## [WHAT YOU ARE ASKED TO DO]
Return every line of the records below verbatim, with no pictures in the copy.

(Records of document pages)
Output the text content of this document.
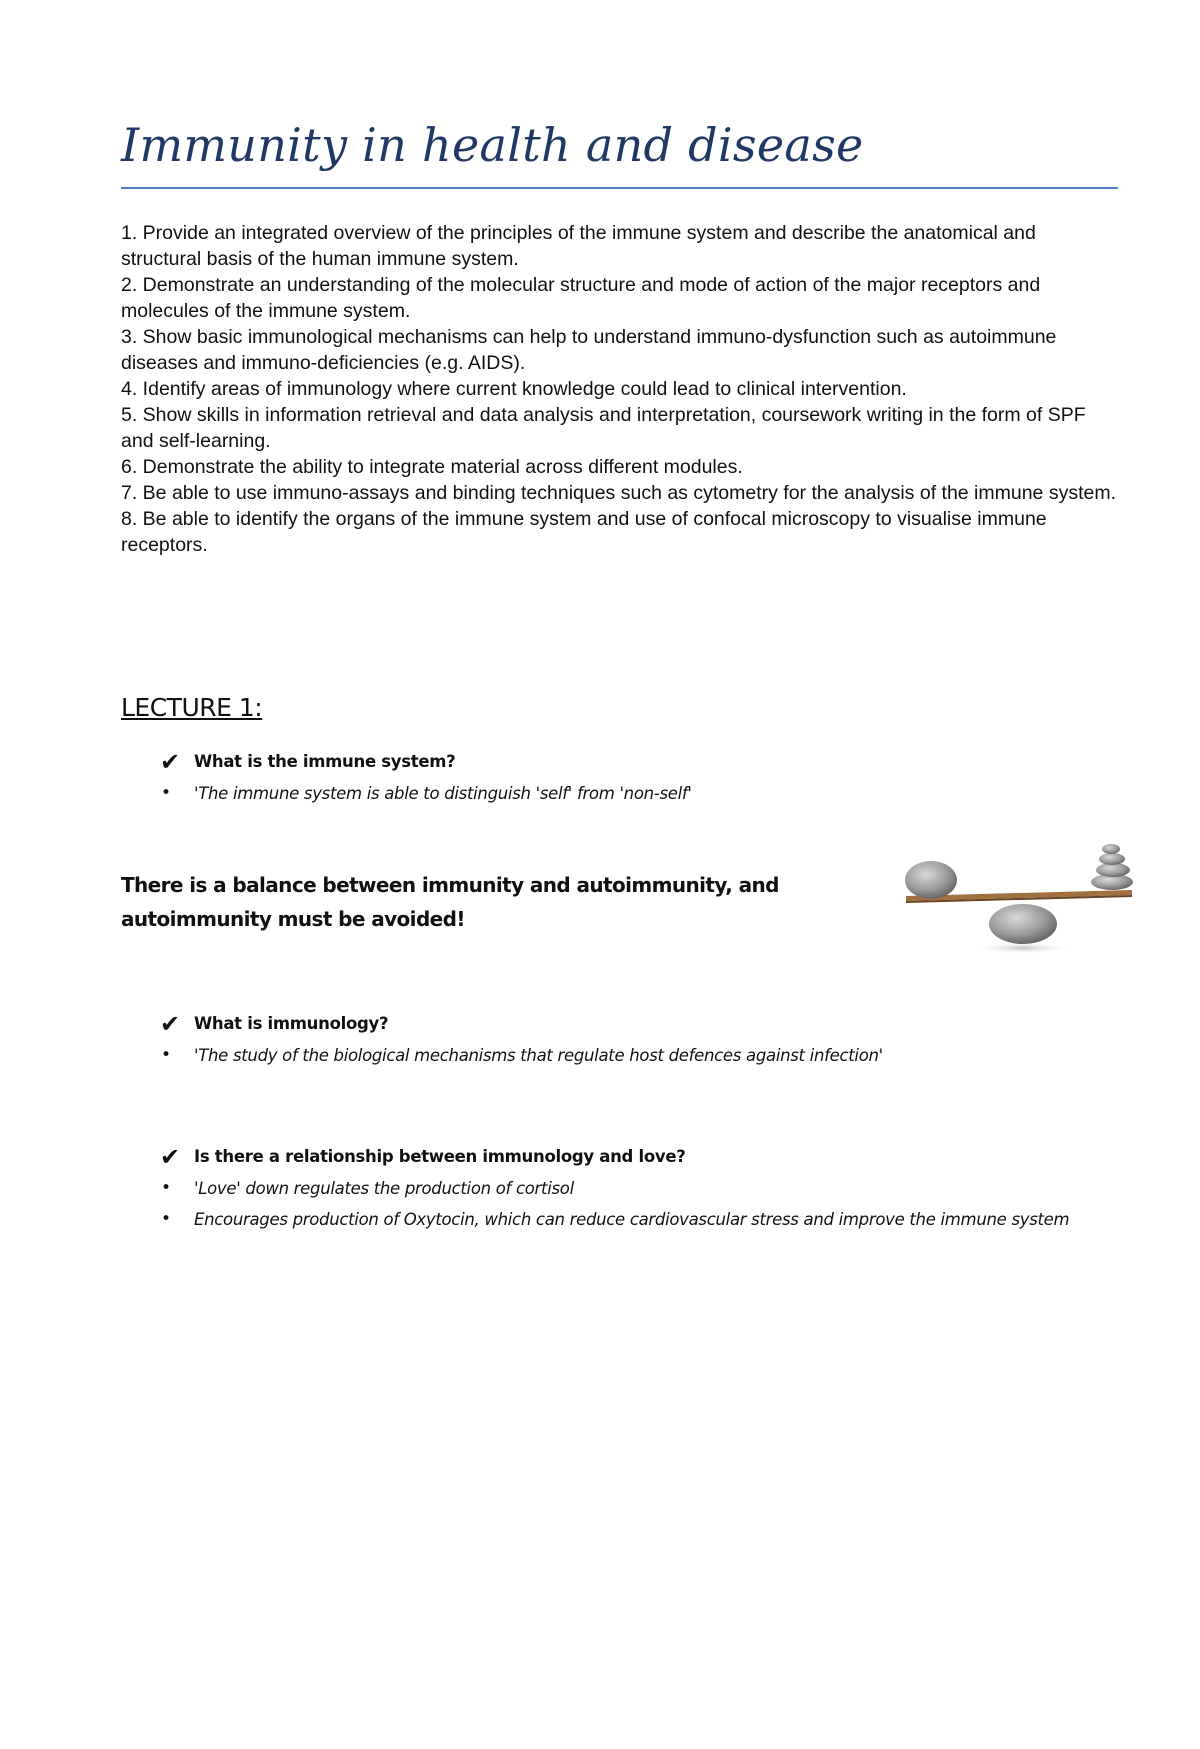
Immunity in health and disease
1. Provide an integrated overview of the principles of the immune system and describe the anatomical and structural basis of the human immune system.
2. Demonstrate an understanding of the molecular structure and mode of action of the major receptors and molecules of the immune system.
3. Show basic immunological mechanisms can help to understand immuno-dysfunction such as autoimmune diseases and immuno-deficiencies (e.g. AIDS).
4. Identify areas of immunology where current knowledge could lead to clinical intervention.
5. Show skills in information retrieval and data analysis and interpretation, coursework writing in the form of SPF and self-learning.
6. Demonstrate the ability to integrate material across different modules.
7. Be able to use immuno-assays and binding techniques such as cytometry for the analysis of the immune system.
8. Be able to identify the organs of the immune system and use of confocal microscopy to visualise immune receptors.
LECTURE 1:
✔ What is the immune system?
• 'The immune system is able to distinguish 'self' from 'non-self'

There is a balance between immunity and autoimmunity, and autoimmunity must be avoided!

✔ What is immunology?
• 'The study of the biological mechanisms that regulate host defences against infection'
✔ Is there a relationship between immunology and love?
• 'Love' down regulates the production of cortisol
• Encourages production of Oxytocin, which can reduce cardiovascular stress and improve the immune system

## [EXPECTED ANSWER]
Output the text content of this document.
Immunity in health and disease
1. Provide an integrated overview of the principles of the immune system and describe the anatomical and structural basis of the human immune system.
2. Demonstrate an understanding of the molecular structure and mode of action of the major receptors and molecules of the immune system.
3. Show basic immunological mechanisms can help to understand immuno-dysfunction such as autoimmune diseases and immuno-deficiencies (e.g. AIDS).
4. Identify areas of immunology where current knowledge could lead to clinical intervention.
5. Show skills in information retrieval and data analysis and interpretation, coursework writing in the form of SPF and self-learning.
6. Demonstrate the ability to integrate material across different modules.
7. Be able to use immuno-assays and binding techniques such as cytometry for the analysis of the immune system.
8. Be able to identify the organs of the immune system and use of confocal microscopy to visualise immune receptors.
LECTURE 1:
✔ What is the immune system?
• 'The immune system is able to distinguish 'self' from 'non-self'

There is a balance between immunity and autoimmunity, and autoimmunity must be avoided!

✔ What is immunology?
• 'The study of the biological mechanisms that regulate host defences against infection'
✔ Is there a relationship between immunology and love?
• 'Love' down regulates the production of cortisol
• Encourages production of Oxytocin, which can reduce cardiovascular stress and improve the immune system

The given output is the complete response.